Work to be completed:
I would like every record reproduced exactly, with the pictures left out.

•••

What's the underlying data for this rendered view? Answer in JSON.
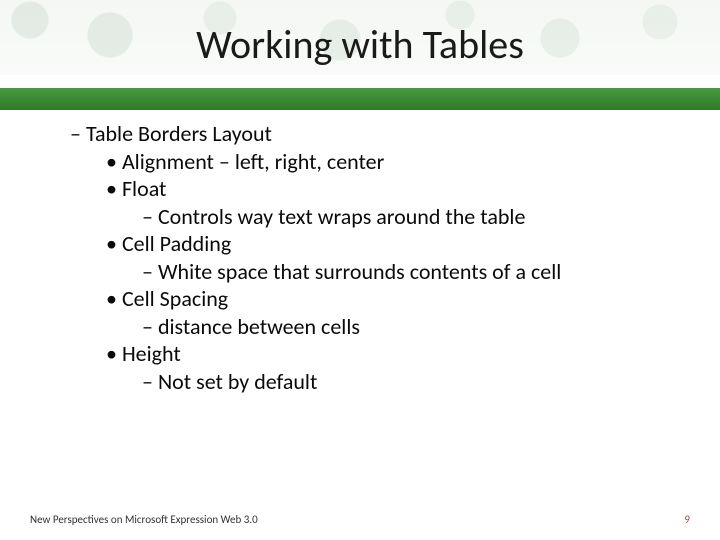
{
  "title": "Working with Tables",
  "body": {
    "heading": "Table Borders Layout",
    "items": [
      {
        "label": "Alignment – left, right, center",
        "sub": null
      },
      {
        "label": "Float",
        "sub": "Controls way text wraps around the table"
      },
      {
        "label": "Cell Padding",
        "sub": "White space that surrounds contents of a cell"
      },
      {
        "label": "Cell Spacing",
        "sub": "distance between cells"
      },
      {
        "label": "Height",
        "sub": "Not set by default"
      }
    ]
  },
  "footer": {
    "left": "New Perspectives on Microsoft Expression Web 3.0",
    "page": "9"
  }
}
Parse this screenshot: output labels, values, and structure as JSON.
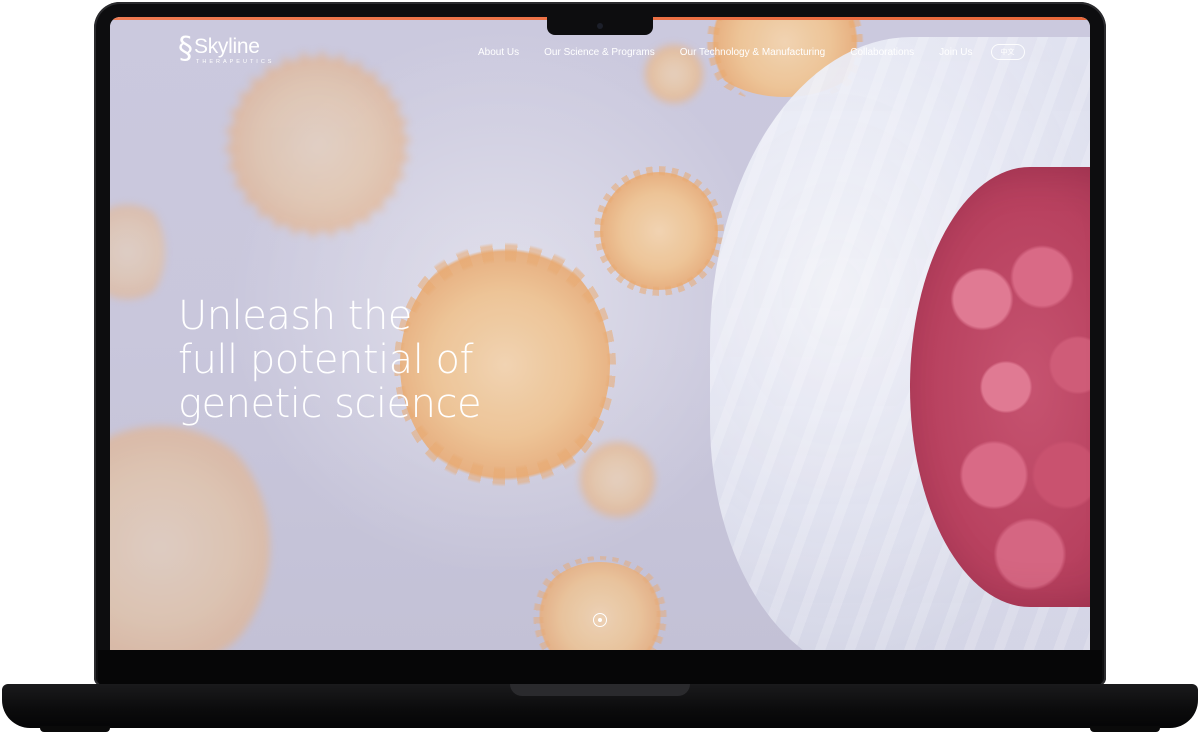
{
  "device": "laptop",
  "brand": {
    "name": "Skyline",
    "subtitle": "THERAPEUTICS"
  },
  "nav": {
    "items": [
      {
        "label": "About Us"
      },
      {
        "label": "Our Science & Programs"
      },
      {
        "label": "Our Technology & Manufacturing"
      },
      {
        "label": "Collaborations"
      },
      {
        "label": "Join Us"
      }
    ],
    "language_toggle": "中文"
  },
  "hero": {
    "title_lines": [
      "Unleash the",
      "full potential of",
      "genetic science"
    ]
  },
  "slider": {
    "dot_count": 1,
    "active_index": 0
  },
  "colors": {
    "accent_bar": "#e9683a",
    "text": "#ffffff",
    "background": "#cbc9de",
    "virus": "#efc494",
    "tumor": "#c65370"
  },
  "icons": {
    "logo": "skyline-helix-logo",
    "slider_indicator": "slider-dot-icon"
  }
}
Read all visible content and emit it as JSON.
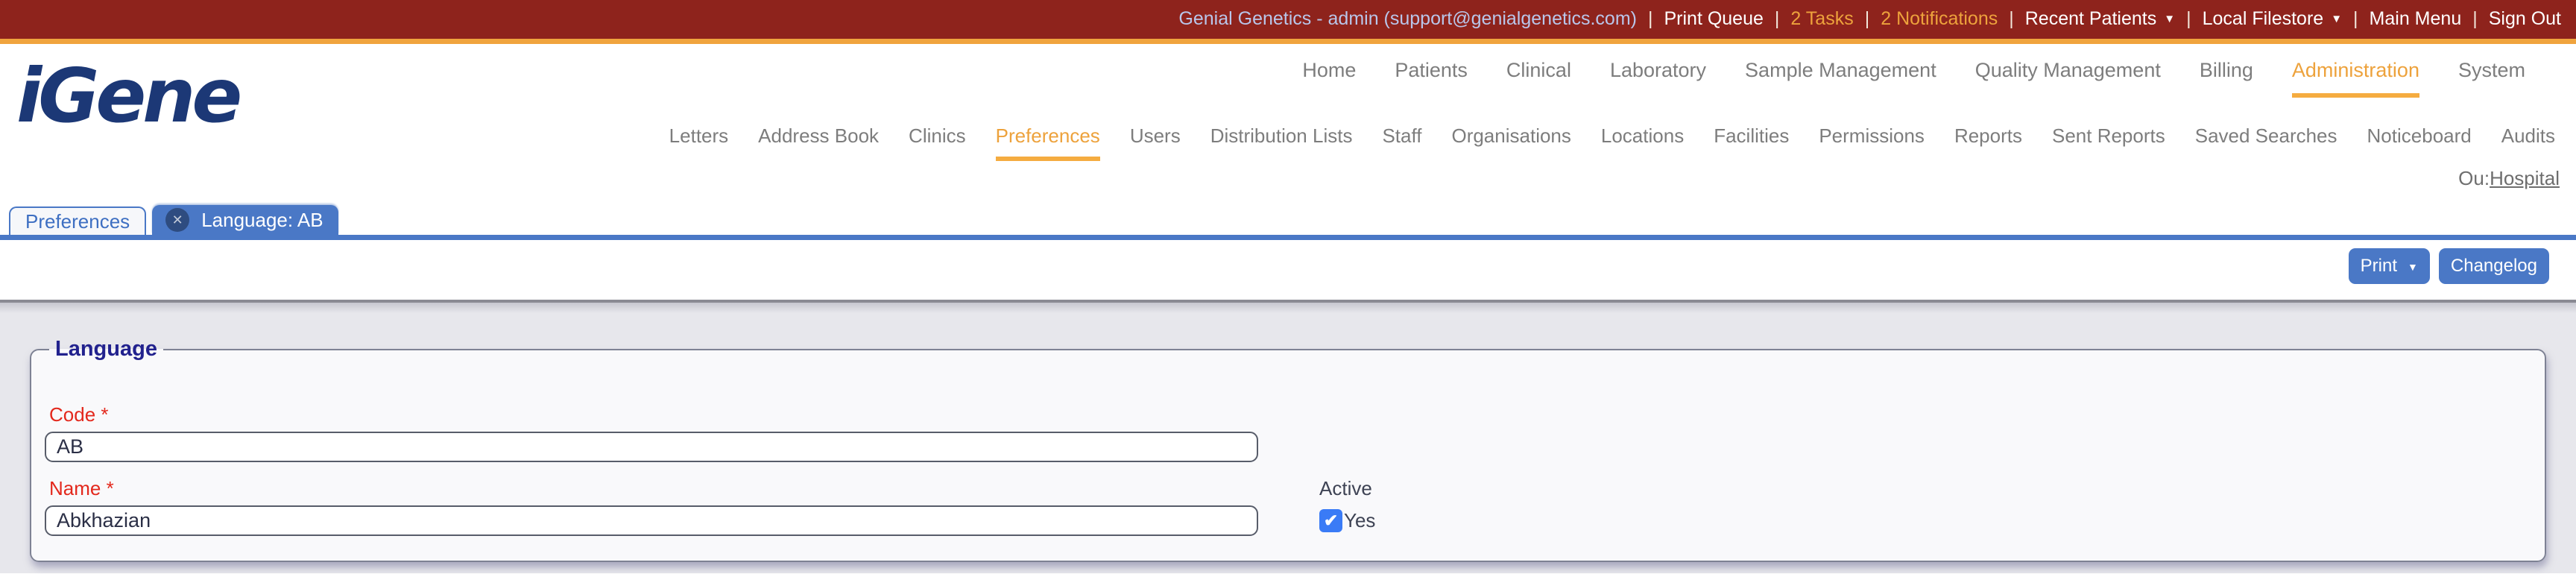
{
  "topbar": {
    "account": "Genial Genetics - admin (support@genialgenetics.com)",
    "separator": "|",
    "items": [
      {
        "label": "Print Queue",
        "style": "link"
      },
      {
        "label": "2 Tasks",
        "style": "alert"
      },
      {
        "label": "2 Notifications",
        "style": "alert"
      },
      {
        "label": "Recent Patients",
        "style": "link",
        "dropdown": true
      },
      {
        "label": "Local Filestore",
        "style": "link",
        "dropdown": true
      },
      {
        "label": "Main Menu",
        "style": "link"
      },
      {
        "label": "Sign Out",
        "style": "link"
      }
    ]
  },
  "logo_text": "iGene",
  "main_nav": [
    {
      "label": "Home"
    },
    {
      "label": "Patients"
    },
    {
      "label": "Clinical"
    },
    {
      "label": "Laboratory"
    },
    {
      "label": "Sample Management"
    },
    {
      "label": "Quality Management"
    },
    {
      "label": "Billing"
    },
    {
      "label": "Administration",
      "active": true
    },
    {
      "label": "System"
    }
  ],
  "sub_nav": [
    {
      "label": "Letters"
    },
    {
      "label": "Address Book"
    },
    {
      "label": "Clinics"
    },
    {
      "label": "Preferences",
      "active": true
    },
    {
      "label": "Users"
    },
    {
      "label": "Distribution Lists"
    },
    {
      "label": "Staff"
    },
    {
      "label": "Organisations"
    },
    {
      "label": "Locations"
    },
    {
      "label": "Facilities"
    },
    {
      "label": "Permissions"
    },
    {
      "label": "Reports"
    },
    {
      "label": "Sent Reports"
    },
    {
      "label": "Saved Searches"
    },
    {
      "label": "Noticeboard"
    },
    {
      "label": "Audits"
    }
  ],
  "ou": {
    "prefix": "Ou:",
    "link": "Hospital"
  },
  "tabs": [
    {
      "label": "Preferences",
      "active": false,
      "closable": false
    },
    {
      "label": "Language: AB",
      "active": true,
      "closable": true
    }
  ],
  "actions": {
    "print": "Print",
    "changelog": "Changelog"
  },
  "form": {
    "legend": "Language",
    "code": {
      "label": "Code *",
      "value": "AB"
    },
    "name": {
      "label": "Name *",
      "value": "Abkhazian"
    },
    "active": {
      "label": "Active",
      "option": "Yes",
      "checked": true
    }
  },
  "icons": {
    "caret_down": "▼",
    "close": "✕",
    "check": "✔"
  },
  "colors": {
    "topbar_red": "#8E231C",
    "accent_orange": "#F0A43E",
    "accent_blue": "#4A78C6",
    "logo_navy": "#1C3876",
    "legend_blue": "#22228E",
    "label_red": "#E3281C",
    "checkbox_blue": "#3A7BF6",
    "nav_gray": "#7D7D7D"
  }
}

•••

Solution:
What's the underlying data for this rendered view? Answer in JSON.
{
  "title": "Working with Tables",
  "body": {
    "heading": "Table Borders Layout",
    "items": [
      {
        "label": "Alignment – left, right, center",
        "sub": null
      },
      {
        "label": "Float",
        "sub": "Controls way text wraps around the table"
      },
      {
        "label": "Cell Padding",
        "sub": "White space that surrounds contents of a cell"
      },
      {
        "label": "Cell Spacing",
        "sub": "distance between cells"
      },
      {
        "label": "Height",
        "sub": "Not set by default"
      }
    ]
  },
  "footer": {
    "left": "New Perspectives on Microsoft Expression Web 3.0",
    "page": "9"
  }
}
Parse this screenshot: output labels, values, and structure as JSON.
{
  "device": "laptop",
  "brand": {
    "name": "Skyline",
    "subtitle": "THERAPEUTICS"
  },
  "nav": {
    "items": [
      {
        "label": "About Us"
      },
      {
        "label": "Our Science & Programs"
      },
      {
        "label": "Our Technology & Manufacturing"
      },
      {
        "label": "Collaborations"
      },
      {
        "label": "Join Us"
      }
    ],
    "language_toggle": "中文"
  },
  "hero": {
    "title_lines": [
      "Unleash the",
      "full potential of",
      "genetic science"
    ]
  },
  "slider": {
    "dot_count": 1,
    "active_index": 0
  },
  "colors": {
    "accent_bar": "#e9683a",
    "text": "#ffffff",
    "background": "#cbc9de",
    "virus": "#efc494",
    "tumor": "#c65370"
  },
  "icons": {
    "logo": "skyline-helix-logo",
    "slider_indicator": "slider-dot-icon"
  }
}
Read all visible content and emit it as JSON.
{
  "topbar": {
    "account": "Genial Genetics - admin (support@genialgenetics.com)",
    "separator": "|",
    "items": [
      {
        "label": "Print Queue",
        "style": "link"
      },
      {
        "label": "2 Tasks",
        "style": "alert"
      },
      {
        "label": "2 Notifications",
        "style": "alert"
      },
      {
        "label": "Recent Patients",
        "style": "link",
        "dropdown": true
      },
      {
        "label": "Local Filestore",
        "style": "link",
        "dropdown": true
      },
      {
        "label": "Main Menu",
        "style": "link"
      },
      {
        "label": "Sign Out",
        "style": "link"
      }
    ]
  },
  "logo_text": "iGene",
  "main_nav": [
    {
      "label": "Home"
    },
    {
      "label": "Patients"
    },
    {
      "label": "Clinical"
    },
    {
      "label": "Laboratory"
    },
    {
      "label": "Sample Management"
    },
    {
      "label": "Quality Management"
    },
    {
      "label": "Billing"
    },
    {
      "label": "Administration",
      "active": true
    },
    {
      "label": "System"
    }
  ],
  "sub_nav": [
    {
      "label": "Letters"
    },
    {
      "label": "Address Book"
    },
    {
      "label": "Clinics"
    },
    {
      "label": "Preferences",
      "active": true
    },
    {
      "label": "Users"
    },
    {
      "label": "Distribution Lists"
    },
    {
      "label": "Staff"
    },
    {
      "label": "Organisations"
    },
    {
      "label": "Locations"
    },
    {
      "label": "Facilities"
    },
    {
      "label": "Permissions"
    },
    {
      "label": "Reports"
    },
    {
      "label": "Sent Reports"
    },
    {
      "label": "Saved Searches"
    },
    {
      "label": "Noticeboard"
    },
    {
      "label": "Audits"
    }
  ],
  "ou": {
    "prefix": "Ou:",
    "link": "Hospital"
  },
  "tabs": [
    {
      "label": "Preferences",
      "active": false,
      "closable": false
    },
    {
      "label": "Language: AB",
      "active": true,
      "closable": true
    }
  ],
  "actions": {
    "print": "Print",
    "changelog": "Changelog"
  },
  "form": {
    "legend": "Language",
    "code": {
      "label": "Code *",
      "value": "AB"
    },
    "name": {
      "label": "Name *",
      "value": "Abkhazian"
    },
    "active": {
      "label": "Active",
      "option": "Yes",
      "checked": true
    }
  },
  "icons": {
    "caret_down": "▼",
    "close": "✕",
    "check": "✔"
  },
  "colors": {
    "topbar_red": "#8E231C",
    "accent_orange": "#F0A43E",
    "accent_blue": "#4A78C6",
    "logo_navy": "#1C3876",
    "legend_blue": "#22228E",
    "label_red": "#E3281C",
    "checkbox_blue": "#3A7BF6",
    "nav_gray": "#7D7D7D"
  }
}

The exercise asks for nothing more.